[Text excerpt]
════
At £2,199, the Camber Pro is the top of the range. At that price, it overlaps the lower end of the Stumpjumper FSR line, making the decision to go Camber or Stumpy a direct choice for trail riders. We suspect that many riders have been waiting for a bike like this. It’s a decent weight at under 27lb and delivers a lively yet confident ride. Much like Trek’s Fuel EX, it impresses simply by tackling trails that, on paper, it ought to be more challenged by.

It’s not that the suspension feels like there’s more travel than there actually is, it’s mainly the sorted handling of the Camber that makes a difference. Even when the fork and back end are clearly getting out of their depth, the bike still manages to hold its line. You’re certainly likely to find yourself thinking long and hard about how much travel you actually need.

The camber will see you safely through lines you’d expect a 120mm travel bike to struggle over: the camber will see you safely through lines you’d expect a 120mm travel bike to struggle over
Mike Davis

Ride & handling: Lively, confident and cleans lines you’d expect a 120mm bike to struggle over

The Camber is a perfect example of how a bike’s capability is dictated at least as much by its shape as by its travel. While it’s 20mm shy on travel compared with its Stumpjumper FSR brother, the Camber’s user-friendly geometry means it’ll carry you through rough terrain that you might have expected to need more bounce for.

In some respects we prefer the shorter-travel platform. We’re happy to live without the Brain inertia valve on the shock that you’ll find on posher Stumpjumpers, and the Camber has a slightly tauter feel that encourages you to make more of the trail than just battering across it (although that approach works surprisingly well too).

If you’re used to a 3×9 transmission setup, the Camber Pro’s 2×10 front chainring configuration takes a little getting used to. There’s plenty of range there, with the 24/36T low being a whisker lower than the usual 22/32T, and the 38/11T high really only feeling lacking on roads. The jump between chainrings is bigger than a typical triple, although the actual shifts are smooth enough – we’ve never been particularly impressed by mid-range SRAM front mechs, but only having two rings to deal with gives the X7 derailleur an easy life.

The suspension is characteristically vice-free – there are no weird idiosyncrasies so you can give your full attention to riding. It’s got a robust feel (although we’d love to see a through-axle fork) and, unless you go completely bonkers, never gives the impression that you’re asking too much of it. The Camber Pro could bear meatier tyres, though – while the 2.0in Captain treads are decent enough and roll easily, there’s not a great deal of volume there. There’s definitely space in the frame, plus the geometry and suspension performance, to use bigger tyres.
════
[Data records]

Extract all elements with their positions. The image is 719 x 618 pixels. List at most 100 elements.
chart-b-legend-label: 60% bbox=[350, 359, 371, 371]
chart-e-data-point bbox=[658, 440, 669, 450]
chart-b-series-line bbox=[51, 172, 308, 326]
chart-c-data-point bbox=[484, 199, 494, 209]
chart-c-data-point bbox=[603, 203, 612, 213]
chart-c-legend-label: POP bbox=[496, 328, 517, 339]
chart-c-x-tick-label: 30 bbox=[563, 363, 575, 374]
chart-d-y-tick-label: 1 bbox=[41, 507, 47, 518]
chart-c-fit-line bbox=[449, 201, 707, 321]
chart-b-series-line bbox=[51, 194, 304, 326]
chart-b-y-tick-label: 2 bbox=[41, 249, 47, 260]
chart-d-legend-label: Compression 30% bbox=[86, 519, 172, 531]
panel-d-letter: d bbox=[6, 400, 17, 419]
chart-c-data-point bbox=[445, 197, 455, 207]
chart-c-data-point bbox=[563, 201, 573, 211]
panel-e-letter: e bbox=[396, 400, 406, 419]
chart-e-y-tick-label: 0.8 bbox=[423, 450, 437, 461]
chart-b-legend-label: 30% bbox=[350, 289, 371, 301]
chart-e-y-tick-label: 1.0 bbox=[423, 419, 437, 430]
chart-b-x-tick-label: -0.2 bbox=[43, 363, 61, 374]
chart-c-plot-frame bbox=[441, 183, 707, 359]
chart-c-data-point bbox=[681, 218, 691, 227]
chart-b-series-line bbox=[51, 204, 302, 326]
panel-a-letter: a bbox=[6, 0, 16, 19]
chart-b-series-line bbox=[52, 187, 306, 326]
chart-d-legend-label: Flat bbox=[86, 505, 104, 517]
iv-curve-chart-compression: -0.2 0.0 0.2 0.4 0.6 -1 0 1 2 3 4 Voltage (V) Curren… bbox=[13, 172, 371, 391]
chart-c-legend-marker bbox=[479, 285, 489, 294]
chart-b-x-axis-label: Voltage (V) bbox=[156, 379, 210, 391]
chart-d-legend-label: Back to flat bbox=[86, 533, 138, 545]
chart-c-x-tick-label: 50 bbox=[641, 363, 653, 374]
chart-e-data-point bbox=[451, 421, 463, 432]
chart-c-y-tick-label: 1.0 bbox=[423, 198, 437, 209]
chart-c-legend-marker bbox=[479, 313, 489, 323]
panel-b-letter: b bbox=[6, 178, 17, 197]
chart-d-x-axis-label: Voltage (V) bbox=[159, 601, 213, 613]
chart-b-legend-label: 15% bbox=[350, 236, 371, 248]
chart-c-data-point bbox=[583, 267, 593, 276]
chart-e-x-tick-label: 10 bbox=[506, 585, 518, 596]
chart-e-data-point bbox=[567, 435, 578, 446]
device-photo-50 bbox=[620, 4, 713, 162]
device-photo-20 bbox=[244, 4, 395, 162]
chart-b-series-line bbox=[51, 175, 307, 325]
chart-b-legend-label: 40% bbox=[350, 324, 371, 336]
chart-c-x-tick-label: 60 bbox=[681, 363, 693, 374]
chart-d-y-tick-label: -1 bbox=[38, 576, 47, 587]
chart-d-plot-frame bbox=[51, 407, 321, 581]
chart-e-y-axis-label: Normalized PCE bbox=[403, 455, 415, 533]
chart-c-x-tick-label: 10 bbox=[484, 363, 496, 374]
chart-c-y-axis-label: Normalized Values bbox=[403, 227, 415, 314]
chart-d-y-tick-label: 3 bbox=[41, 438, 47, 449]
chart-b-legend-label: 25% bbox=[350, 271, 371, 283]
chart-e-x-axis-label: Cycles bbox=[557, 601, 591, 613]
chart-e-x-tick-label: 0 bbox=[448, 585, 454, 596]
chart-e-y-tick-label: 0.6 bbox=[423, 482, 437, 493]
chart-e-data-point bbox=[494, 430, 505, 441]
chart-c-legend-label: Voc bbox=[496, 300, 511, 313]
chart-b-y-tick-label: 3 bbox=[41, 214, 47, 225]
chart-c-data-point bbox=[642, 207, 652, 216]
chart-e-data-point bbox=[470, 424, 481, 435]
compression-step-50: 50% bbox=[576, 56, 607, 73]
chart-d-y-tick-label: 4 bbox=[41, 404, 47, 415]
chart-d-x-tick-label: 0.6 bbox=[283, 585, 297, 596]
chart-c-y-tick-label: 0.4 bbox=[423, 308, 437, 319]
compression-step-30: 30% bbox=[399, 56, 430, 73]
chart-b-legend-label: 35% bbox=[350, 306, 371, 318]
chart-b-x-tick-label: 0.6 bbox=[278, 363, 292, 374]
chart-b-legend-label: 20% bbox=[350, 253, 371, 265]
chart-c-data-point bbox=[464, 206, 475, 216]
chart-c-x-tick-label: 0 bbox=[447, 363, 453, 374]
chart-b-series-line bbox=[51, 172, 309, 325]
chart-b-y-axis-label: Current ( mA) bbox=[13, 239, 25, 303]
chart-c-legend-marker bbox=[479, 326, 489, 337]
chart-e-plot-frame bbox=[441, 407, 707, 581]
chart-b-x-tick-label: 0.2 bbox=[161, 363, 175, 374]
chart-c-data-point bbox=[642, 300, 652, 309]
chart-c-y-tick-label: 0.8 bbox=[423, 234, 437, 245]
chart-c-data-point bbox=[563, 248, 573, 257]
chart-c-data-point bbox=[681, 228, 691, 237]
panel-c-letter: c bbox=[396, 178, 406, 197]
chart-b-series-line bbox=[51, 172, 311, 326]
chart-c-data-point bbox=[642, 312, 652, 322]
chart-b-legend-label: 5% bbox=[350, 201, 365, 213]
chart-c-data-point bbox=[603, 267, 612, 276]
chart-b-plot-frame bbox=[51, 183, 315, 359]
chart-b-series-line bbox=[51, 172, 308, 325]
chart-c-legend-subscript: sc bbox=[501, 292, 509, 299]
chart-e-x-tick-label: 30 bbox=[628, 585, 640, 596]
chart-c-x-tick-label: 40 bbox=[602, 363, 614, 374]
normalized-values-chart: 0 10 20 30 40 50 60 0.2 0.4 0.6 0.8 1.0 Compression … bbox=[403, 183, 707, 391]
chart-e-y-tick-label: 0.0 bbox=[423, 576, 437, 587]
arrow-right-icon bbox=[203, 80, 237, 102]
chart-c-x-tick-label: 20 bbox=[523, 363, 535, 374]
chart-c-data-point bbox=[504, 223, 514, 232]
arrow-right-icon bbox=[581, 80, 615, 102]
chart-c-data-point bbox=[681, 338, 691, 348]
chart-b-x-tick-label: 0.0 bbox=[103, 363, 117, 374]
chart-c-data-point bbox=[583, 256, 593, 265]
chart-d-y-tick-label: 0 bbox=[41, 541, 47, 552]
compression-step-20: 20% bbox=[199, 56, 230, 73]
════
[Actions to take]
• A. According to the bike review, how much does the Camber Pro cost?
• B. Write out the rows word for word, starting with the first row and going on through the line with "chart-e-y-tick-label: 1.0 bbox=[423, 419, 437, 430]".
The bike review and the rows have nothing to do with each other.

[Solved problems]
• A. £2,199

• B.
Extract all elements with their positions. The image is 719 x 618 pixels. List at most 100 elements.
chart-b-legend-label: 60% bbox=[350, 359, 371, 371]
chart-e-data-point bbox=[658, 440, 669, 450]
chart-b-series-line bbox=[51, 172, 308, 326]
chart-c-data-point bbox=[484, 199, 494, 209]
chart-c-data-point bbox=[603, 203, 612, 213]
chart-c-legend-label: POP bbox=[496, 328, 517, 339]
chart-c-x-tick-label: 30 bbox=[563, 363, 575, 374]
chart-d-y-tick-label: 1 bbox=[41, 507, 47, 518]
chart-c-fit-line bbox=[449, 201, 707, 321]
chart-b-series-line bbox=[51, 194, 304, 326]
chart-b-y-tick-label: 2 bbox=[41, 249, 47, 260]
chart-d-legend-label: Compression 30% bbox=[86, 519, 172, 531]
panel-d-letter: d bbox=[6, 400, 17, 419]
chart-c-data-point bbox=[445, 197, 455, 207]
chart-c-data-point bbox=[563, 201, 573, 211]
panel-e-letter: e bbox=[396, 400, 406, 419]
chart-e-y-tick-label: 0.8 bbox=[423, 450, 437, 461]
chart-b-legend-label: 30% bbox=[350, 289, 371, 301]
chart-e-y-tick-label: 1.0 bbox=[423, 419, 437, 430]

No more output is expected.